EXERCISE BRIEF:
Print every entry word for word, but omit the pictures.

RECORDS PROVIDED:
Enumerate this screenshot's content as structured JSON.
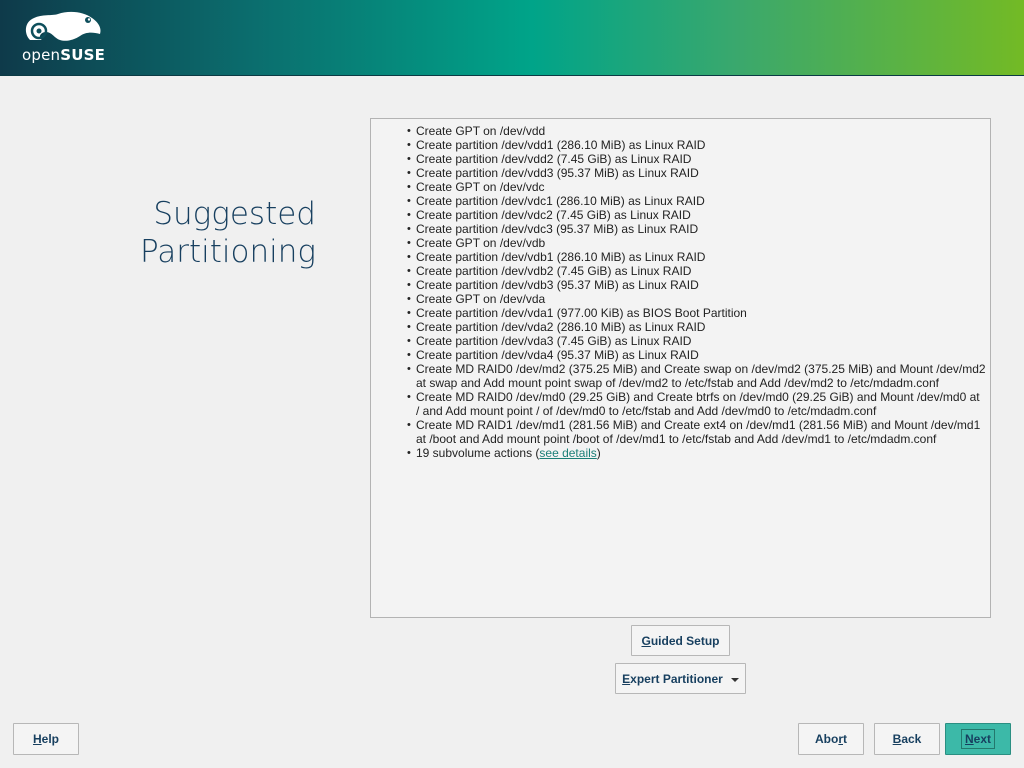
{
  "brand": {
    "logo_thin": "open",
    "logo_bold": "SUSE"
  },
  "title_lines": [
    "Suggested",
    "Partitioning"
  ],
  "actions": [
    "Create GPT on /dev/vdd",
    "Create partition /dev/vdd1 (286.10 MiB) as Linux RAID",
    "Create partition /dev/vdd2 (7.45 GiB) as Linux RAID",
    "Create partition /dev/vdd3 (95.37 MiB) as Linux RAID",
    "Create GPT on /dev/vdc",
    "Create partition /dev/vdc1 (286.10 MiB) as Linux RAID",
    "Create partition /dev/vdc2 (7.45 GiB) as Linux RAID",
    "Create partition /dev/vdc3 (95.37 MiB) as Linux RAID",
    "Create GPT on /dev/vdb",
    "Create partition /dev/vdb1 (286.10 MiB) as Linux RAID",
    "Create partition /dev/vdb2 (7.45 GiB) as Linux RAID",
    "Create partition /dev/vdb3 (95.37 MiB) as Linux RAID",
    "Create GPT on /dev/vda",
    "Create partition /dev/vda1 (977.00 KiB) as BIOS Boot Partition",
    "Create partition /dev/vda2 (286.10 MiB) as Linux RAID",
    "Create partition /dev/vda3 (7.45 GiB) as Linux RAID",
    "Create partition /dev/vda4 (95.37 MiB) as Linux RAID",
    "Create MD RAID0 /dev/md2 (375.25 MiB) and Create swap on /dev/md2 (375.25 MiB) and Mount /dev/md2 at swap and Add mount point swap of /dev/md2 to /etc/fstab and Add /dev/md2 to /etc/mdadm.conf",
    "Create MD RAID0 /dev/md0 (29.25 GiB) and Create btrfs on /dev/md0 (29.25 GiB) and Mount /dev/md0 at / and Add mount point / of /dev/md0 to /etc/fstab and Add /dev/md0 to /etc/mdadm.conf",
    "Create MD RAID1 /dev/md1 (281.56 MiB) and Create ext4 on /dev/md1 (281.56 MiB) and Mount /dev/md1 at /boot and Add mount point /boot of /dev/md1 to /etc/fstab and Add /dev/md1 to /etc/mdadm.conf"
  ],
  "subvolume": {
    "prefix": "19 subvolume actions (",
    "link": "see details",
    "suffix": ")"
  },
  "buttons": {
    "guided_setup": {
      "hotkey": "G",
      "rest": "uided Setup"
    },
    "expert_partitioner": {
      "hotkey": "E",
      "rest": "xpert Partitioner"
    },
    "help": {
      "hotkey": "H",
      "rest": "elp"
    },
    "abort": {
      "pre": "Abo",
      "hotkey": "r",
      "rest": "t"
    },
    "back": {
      "hotkey": "B",
      "rest": "ack"
    },
    "next": {
      "hotkey": "N",
      "rest": "ext"
    }
  },
  "colors": {
    "accent": "#3cb9a8",
    "title": "#173f5f",
    "link": "#1b7f77"
  }
}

PROBLEM SOLUTION:
Enumerate this screenshot's content as structured JSON.
{
  "brand": {
    "logo_thin": "open",
    "logo_bold": "SUSE"
  },
  "title_lines": [
    "Suggested",
    "Partitioning"
  ],
  "actions": [
    "Create GPT on /dev/vdd",
    "Create partition /dev/vdd1 (286.10 MiB) as Linux RAID",
    "Create partition /dev/vdd2 (7.45 GiB) as Linux RAID",
    "Create partition /dev/vdd3 (95.37 MiB) as Linux RAID",
    "Create GPT on /dev/vdc",
    "Create partition /dev/vdc1 (286.10 MiB) as Linux RAID",
    "Create partition /dev/vdc2 (7.45 GiB) as Linux RAID",
    "Create partition /dev/vdc3 (95.37 MiB) as Linux RAID",
    "Create GPT on /dev/vdb",
    "Create partition /dev/vdb1 (286.10 MiB) as Linux RAID",
    "Create partition /dev/vdb2 (7.45 GiB) as Linux RAID",
    "Create partition /dev/vdb3 (95.37 MiB) as Linux RAID",
    "Create GPT on /dev/vda",
    "Create partition /dev/vda1 (977.00 KiB) as BIOS Boot Partition",
    "Create partition /dev/vda2 (286.10 MiB) as Linux RAID",
    "Create partition /dev/vda3 (7.45 GiB) as Linux RAID",
    "Create partition /dev/vda4 (95.37 MiB) as Linux RAID",
    "Create MD RAID0 /dev/md2 (375.25 MiB) and Create swap on /dev/md2 (375.25 MiB) and Mount /dev/md2 at swap and Add mount point swap of /dev/md2 to /etc/fstab and Add /dev/md2 to /etc/mdadm.conf",
    "Create MD RAID0 /dev/md0 (29.25 GiB) and Create btrfs on /dev/md0 (29.25 GiB) and Mount /dev/md0 at / and Add mount point / of /dev/md0 to /etc/fstab and Add /dev/md0 to /etc/mdadm.conf",
    "Create MD RAID1 /dev/md1 (281.56 MiB) and Create ext4 on /dev/md1 (281.56 MiB) and Mount /dev/md1 at /boot and Add mount point /boot of /dev/md1 to /etc/fstab and Add /dev/md1 to /etc/mdadm.conf"
  ],
  "subvolume": {
    "prefix": "19 subvolume actions (",
    "link": "see details",
    "suffix": ")"
  },
  "buttons": {
    "guided_setup": {
      "hotkey": "G",
      "rest": "uided Setup"
    },
    "expert_partitioner": {
      "hotkey": "E",
      "rest": "xpert Partitioner"
    },
    "help": {
      "hotkey": "H",
      "rest": "elp"
    },
    "abort": {
      "pre": "Abo",
      "hotkey": "r",
      "rest": "t"
    },
    "back": {
      "hotkey": "B",
      "rest": "ack"
    },
    "next": {
      "hotkey": "N",
      "rest": "ext"
    }
  },
  "colors": {
    "accent": "#3cb9a8",
    "title": "#173f5f",
    "link": "#1b7f77"
  }
}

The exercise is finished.